● What to do: Select every line containing the word "gases" from the material, and copy those lines.

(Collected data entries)

________________

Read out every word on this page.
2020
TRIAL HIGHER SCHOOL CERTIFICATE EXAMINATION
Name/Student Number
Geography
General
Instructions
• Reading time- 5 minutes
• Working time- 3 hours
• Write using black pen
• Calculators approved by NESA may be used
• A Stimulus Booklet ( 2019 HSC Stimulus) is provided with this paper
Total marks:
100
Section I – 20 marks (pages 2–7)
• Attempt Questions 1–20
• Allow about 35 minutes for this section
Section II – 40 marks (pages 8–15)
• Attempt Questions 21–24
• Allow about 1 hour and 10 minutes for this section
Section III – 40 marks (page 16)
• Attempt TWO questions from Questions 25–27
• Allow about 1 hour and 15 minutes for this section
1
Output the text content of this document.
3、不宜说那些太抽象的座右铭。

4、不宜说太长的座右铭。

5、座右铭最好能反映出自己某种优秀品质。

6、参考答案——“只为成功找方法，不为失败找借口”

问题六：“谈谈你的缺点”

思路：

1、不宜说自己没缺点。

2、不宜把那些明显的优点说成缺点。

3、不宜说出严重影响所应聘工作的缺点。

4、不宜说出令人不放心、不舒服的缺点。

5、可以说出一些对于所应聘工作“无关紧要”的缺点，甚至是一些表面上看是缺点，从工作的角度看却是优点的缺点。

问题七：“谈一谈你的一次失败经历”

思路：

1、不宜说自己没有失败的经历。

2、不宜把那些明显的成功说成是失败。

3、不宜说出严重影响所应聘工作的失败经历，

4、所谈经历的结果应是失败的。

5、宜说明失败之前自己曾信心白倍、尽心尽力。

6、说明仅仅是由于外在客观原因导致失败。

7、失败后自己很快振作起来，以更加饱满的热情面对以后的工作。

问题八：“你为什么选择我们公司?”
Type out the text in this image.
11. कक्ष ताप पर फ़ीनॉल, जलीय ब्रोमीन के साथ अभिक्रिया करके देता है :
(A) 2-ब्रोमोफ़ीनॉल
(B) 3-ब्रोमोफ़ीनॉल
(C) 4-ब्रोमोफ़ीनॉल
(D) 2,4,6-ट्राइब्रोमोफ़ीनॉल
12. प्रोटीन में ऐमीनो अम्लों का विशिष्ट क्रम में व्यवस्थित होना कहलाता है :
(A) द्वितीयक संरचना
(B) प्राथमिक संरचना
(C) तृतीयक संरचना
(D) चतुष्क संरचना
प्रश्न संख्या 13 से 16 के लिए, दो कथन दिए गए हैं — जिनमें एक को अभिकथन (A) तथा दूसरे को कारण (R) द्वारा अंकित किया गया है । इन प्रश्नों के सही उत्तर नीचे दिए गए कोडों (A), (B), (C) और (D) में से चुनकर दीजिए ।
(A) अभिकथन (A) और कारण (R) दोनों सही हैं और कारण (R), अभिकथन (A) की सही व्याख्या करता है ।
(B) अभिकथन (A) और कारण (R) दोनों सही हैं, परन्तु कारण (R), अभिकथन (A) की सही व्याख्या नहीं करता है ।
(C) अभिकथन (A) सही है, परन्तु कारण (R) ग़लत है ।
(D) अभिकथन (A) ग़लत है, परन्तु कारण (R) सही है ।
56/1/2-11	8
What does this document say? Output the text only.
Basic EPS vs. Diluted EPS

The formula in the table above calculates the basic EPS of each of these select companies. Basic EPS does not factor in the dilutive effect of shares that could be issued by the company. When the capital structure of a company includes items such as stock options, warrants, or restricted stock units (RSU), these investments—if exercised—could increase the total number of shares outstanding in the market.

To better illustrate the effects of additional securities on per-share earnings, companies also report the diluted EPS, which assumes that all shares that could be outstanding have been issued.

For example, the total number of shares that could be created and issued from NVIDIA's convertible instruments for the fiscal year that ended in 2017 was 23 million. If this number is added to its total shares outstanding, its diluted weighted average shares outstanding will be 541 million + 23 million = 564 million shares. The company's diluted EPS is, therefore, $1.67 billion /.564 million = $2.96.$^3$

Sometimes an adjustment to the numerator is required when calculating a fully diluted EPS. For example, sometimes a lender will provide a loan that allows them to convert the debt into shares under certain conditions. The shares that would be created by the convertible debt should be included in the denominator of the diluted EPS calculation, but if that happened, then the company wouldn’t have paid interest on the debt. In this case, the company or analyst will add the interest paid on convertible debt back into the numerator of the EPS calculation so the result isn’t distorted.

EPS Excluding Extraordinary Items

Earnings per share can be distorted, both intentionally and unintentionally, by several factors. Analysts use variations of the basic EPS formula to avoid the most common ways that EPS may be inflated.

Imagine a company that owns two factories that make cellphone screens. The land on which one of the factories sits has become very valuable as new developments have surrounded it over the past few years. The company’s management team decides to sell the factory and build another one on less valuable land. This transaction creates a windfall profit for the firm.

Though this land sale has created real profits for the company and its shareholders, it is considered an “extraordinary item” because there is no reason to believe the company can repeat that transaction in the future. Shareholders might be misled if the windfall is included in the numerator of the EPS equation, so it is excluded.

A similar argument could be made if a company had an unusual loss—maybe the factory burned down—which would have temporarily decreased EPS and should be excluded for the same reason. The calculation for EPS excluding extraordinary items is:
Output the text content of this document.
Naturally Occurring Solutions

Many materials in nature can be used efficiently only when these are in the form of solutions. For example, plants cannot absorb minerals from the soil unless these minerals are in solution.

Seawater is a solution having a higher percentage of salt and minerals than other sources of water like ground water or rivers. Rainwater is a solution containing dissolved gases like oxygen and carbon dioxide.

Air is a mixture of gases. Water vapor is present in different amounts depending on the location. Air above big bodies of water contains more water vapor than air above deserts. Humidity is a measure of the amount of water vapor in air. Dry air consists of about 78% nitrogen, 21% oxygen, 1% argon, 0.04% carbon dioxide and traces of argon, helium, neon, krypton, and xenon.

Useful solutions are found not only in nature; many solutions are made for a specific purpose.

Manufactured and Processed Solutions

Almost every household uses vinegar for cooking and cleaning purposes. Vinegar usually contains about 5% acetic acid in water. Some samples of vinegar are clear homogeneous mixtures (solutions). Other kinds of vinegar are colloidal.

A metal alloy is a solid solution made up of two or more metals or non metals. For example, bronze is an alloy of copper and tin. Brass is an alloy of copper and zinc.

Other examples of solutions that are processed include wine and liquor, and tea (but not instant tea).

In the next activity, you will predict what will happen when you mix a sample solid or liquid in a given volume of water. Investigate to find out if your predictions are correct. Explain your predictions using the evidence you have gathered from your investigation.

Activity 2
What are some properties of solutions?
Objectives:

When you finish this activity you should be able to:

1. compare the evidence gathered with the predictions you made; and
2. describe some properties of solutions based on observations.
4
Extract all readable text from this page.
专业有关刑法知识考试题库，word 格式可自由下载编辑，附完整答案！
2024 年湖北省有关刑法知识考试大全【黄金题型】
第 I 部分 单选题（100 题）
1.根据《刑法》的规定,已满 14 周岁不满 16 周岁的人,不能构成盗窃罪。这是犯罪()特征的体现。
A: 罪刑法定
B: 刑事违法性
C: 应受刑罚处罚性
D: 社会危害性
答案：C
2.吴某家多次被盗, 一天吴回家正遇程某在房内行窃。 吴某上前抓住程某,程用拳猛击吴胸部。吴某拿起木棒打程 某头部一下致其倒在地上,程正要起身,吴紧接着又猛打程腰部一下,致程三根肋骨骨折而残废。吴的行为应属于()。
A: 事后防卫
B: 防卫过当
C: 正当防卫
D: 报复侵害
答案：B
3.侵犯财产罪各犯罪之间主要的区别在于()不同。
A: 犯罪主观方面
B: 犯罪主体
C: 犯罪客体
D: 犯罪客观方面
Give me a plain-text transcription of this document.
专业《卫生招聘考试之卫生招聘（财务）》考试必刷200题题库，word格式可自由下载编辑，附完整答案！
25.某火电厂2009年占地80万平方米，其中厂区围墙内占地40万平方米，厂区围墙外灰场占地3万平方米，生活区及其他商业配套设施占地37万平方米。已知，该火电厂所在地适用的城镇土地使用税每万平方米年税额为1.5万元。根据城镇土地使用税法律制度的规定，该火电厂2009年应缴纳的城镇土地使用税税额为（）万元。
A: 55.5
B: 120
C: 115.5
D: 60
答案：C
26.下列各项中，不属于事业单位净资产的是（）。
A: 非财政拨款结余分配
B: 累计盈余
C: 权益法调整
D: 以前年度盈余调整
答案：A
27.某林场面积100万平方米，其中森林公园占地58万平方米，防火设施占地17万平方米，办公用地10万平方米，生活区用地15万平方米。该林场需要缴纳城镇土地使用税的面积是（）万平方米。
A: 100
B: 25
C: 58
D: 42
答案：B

________________

● The solution:
Seawater is a solution having a higher percentage of salt and minerals than other sources of water like ground water or rivers. Rainwater is a solution containing dissolved gases like oxygen and carbon dioxide.
Air is a mixture of gases. Water vapor is present in different amounts depending on the location. Air above big bodies of water contains more water vapor than air above deserts. Humidity is a measure of the amount of water vapor in air. Dry air consists of about 78% nitrogen, 21% oxygen, 1% argon, 0.04% carbon dioxide and traces of argon, helium, neon, krypton, and xenon.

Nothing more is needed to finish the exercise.